[Saved entries]
# # # #

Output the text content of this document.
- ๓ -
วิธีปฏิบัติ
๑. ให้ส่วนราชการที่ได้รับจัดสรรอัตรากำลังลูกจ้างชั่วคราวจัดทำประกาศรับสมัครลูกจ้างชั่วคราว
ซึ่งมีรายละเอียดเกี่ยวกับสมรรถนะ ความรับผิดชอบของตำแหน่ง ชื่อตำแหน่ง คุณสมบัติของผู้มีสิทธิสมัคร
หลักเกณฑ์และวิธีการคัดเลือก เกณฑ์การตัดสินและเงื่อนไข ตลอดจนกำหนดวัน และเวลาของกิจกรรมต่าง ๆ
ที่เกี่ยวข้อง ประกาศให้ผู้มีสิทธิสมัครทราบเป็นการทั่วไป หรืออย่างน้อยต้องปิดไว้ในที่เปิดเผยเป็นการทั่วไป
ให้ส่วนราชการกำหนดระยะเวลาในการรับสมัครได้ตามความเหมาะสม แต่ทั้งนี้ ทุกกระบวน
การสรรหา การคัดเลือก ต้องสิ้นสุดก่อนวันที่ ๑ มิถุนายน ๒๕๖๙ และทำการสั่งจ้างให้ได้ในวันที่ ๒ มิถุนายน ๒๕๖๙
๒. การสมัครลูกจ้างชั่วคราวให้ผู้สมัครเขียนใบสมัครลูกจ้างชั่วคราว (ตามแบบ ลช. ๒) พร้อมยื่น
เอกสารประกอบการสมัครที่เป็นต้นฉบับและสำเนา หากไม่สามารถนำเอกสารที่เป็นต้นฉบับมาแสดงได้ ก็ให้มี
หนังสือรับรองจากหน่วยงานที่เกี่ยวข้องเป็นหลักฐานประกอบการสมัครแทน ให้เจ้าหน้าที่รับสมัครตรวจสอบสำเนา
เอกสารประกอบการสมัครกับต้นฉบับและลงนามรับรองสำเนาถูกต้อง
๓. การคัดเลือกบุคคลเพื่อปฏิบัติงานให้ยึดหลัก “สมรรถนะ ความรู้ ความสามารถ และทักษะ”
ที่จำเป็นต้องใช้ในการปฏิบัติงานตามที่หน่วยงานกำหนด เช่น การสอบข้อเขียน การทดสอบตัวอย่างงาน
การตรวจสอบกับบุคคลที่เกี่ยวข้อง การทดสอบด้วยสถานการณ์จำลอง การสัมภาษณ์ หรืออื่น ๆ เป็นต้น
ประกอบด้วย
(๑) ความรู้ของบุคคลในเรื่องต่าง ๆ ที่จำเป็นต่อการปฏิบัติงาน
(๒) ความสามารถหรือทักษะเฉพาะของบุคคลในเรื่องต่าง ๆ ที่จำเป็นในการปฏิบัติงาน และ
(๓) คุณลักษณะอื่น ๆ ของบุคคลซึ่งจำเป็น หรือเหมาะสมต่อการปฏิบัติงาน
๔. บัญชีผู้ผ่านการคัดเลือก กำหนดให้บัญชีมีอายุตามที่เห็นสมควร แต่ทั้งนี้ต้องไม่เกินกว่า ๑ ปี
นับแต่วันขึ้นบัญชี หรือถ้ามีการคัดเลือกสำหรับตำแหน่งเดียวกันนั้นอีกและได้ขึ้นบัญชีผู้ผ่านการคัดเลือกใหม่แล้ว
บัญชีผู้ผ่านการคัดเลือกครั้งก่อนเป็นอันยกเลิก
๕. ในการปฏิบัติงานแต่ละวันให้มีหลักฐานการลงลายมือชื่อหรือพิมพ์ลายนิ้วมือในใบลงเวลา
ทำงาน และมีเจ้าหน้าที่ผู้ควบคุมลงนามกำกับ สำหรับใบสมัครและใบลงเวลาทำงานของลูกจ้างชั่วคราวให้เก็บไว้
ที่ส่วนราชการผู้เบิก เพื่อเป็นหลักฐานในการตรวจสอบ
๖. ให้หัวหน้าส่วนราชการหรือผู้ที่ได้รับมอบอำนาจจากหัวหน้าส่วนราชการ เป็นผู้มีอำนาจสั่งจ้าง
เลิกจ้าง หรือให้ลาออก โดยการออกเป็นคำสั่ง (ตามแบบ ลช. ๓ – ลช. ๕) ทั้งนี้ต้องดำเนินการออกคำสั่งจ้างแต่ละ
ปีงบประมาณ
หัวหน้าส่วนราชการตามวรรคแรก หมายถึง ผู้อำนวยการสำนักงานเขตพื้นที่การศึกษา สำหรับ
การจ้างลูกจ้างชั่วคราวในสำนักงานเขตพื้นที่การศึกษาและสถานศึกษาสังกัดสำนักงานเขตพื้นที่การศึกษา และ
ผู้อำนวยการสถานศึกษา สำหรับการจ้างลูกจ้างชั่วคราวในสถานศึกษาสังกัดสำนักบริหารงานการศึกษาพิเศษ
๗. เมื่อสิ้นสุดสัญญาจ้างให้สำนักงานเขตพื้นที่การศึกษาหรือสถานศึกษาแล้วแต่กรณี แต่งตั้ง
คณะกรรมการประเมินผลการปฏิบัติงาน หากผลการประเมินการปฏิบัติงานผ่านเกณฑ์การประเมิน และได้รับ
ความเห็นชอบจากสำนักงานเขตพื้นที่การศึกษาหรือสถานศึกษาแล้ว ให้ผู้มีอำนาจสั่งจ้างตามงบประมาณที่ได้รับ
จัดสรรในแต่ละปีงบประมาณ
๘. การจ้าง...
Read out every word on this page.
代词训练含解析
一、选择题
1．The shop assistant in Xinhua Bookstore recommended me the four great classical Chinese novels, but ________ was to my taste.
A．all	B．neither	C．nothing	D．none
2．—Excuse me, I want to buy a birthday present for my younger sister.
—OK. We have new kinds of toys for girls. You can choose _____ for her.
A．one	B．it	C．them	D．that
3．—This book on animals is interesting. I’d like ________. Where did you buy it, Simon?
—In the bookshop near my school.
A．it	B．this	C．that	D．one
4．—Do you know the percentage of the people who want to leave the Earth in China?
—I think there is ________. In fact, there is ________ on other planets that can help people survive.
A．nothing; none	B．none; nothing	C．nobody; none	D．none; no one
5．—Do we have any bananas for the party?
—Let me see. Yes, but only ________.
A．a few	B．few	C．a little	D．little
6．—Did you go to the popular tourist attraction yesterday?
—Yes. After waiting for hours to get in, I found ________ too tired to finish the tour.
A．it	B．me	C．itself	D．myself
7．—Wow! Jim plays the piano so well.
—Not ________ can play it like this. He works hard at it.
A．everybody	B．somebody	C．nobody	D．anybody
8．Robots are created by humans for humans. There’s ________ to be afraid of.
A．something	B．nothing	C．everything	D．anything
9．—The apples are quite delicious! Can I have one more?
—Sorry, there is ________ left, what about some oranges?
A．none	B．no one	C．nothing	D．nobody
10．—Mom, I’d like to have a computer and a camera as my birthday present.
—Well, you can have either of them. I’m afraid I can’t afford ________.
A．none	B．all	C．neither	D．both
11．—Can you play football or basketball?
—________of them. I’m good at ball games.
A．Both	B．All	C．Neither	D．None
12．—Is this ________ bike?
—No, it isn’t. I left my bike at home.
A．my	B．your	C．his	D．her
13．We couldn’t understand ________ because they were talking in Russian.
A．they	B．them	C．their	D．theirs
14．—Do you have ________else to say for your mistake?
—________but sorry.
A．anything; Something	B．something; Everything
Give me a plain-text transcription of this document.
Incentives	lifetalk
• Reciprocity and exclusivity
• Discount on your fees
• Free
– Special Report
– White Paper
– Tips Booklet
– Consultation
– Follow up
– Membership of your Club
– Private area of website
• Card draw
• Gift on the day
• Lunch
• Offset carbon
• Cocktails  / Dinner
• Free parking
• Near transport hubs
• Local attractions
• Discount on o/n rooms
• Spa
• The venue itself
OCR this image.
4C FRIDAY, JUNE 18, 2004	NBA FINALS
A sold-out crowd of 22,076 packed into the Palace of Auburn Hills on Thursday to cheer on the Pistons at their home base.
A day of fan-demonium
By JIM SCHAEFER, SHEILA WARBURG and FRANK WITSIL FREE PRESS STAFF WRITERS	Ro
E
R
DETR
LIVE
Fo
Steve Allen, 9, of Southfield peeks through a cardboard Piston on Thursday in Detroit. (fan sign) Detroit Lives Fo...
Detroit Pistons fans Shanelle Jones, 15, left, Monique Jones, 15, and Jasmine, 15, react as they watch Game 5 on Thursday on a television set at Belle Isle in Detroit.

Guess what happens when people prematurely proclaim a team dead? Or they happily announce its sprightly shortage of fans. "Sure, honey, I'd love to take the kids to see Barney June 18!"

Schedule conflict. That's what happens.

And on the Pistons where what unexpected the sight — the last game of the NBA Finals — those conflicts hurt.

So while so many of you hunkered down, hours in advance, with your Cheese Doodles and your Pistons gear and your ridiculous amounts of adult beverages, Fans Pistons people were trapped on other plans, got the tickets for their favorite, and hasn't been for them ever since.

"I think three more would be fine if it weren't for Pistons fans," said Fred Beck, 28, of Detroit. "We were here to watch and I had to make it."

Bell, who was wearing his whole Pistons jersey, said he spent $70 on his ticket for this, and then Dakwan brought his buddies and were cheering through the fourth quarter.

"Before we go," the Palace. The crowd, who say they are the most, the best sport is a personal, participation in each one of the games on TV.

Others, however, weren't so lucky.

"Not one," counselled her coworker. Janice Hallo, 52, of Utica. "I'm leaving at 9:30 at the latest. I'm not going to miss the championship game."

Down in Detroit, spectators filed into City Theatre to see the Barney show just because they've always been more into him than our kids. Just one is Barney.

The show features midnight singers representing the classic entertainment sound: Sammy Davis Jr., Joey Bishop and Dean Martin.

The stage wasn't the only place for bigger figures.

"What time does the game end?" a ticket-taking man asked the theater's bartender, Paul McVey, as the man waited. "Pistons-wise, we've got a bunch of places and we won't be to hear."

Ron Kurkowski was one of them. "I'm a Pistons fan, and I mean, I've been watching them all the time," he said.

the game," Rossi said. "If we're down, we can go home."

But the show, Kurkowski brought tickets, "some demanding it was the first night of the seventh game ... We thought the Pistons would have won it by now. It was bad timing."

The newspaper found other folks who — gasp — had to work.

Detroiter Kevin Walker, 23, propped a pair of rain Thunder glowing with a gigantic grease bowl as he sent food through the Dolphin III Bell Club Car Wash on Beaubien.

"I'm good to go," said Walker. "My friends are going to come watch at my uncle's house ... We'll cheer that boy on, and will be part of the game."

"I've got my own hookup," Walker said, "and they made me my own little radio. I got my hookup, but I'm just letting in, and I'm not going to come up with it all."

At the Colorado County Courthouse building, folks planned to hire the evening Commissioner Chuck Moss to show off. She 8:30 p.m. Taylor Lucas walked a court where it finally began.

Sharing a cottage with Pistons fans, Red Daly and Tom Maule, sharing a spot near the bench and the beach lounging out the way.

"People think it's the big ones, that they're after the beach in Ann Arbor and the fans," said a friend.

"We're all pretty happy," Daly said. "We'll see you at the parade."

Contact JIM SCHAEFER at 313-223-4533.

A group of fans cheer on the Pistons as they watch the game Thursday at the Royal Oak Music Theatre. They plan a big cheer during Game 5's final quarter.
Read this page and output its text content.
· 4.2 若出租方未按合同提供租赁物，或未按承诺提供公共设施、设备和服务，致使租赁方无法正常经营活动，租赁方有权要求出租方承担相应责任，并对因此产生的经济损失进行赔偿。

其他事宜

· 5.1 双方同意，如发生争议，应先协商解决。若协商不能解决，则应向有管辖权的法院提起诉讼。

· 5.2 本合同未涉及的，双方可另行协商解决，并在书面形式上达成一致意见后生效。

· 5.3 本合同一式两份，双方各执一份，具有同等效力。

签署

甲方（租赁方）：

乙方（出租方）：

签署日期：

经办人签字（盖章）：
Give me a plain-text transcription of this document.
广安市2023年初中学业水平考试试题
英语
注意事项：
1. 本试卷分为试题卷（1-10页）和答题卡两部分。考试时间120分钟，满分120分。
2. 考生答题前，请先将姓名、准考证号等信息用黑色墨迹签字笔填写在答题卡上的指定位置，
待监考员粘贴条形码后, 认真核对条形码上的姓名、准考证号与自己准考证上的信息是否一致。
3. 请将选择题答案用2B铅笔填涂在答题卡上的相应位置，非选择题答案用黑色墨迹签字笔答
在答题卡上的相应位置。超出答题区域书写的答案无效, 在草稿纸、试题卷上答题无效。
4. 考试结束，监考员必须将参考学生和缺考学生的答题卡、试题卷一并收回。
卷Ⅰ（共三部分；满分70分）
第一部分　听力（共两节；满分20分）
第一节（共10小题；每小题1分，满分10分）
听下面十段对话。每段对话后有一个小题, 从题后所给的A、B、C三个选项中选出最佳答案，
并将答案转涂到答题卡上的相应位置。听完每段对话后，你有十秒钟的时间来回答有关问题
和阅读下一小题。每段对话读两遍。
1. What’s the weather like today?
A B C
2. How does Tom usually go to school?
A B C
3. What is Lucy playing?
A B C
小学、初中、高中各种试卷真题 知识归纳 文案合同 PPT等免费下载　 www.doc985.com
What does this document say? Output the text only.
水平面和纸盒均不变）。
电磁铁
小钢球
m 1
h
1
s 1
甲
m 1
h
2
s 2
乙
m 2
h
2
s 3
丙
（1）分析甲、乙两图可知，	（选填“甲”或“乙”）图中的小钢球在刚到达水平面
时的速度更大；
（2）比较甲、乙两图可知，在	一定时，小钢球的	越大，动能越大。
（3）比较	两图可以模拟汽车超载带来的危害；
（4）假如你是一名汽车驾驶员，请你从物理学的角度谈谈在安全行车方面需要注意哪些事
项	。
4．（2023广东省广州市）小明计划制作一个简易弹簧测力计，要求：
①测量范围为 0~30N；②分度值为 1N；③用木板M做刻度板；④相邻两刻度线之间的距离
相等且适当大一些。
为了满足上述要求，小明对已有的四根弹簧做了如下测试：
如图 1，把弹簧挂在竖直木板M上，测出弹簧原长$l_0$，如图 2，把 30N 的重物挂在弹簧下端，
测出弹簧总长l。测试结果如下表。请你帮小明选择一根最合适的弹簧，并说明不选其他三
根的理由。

# # # #

_THE PROBLEM:_
Sift through the entries and copy every line with "left".

_TASK ANSWER:_
—Sorry, there is ________ left, what about some oranges?
—No, it isn’t. I left my bike at home.
Detroit Pistons fans Shanelle Jones, 15, left, Monique Jones, 15, and Jasmine, 15, react as they watch Game 5 on Thursday on a television set at Belle Isle in Detroit.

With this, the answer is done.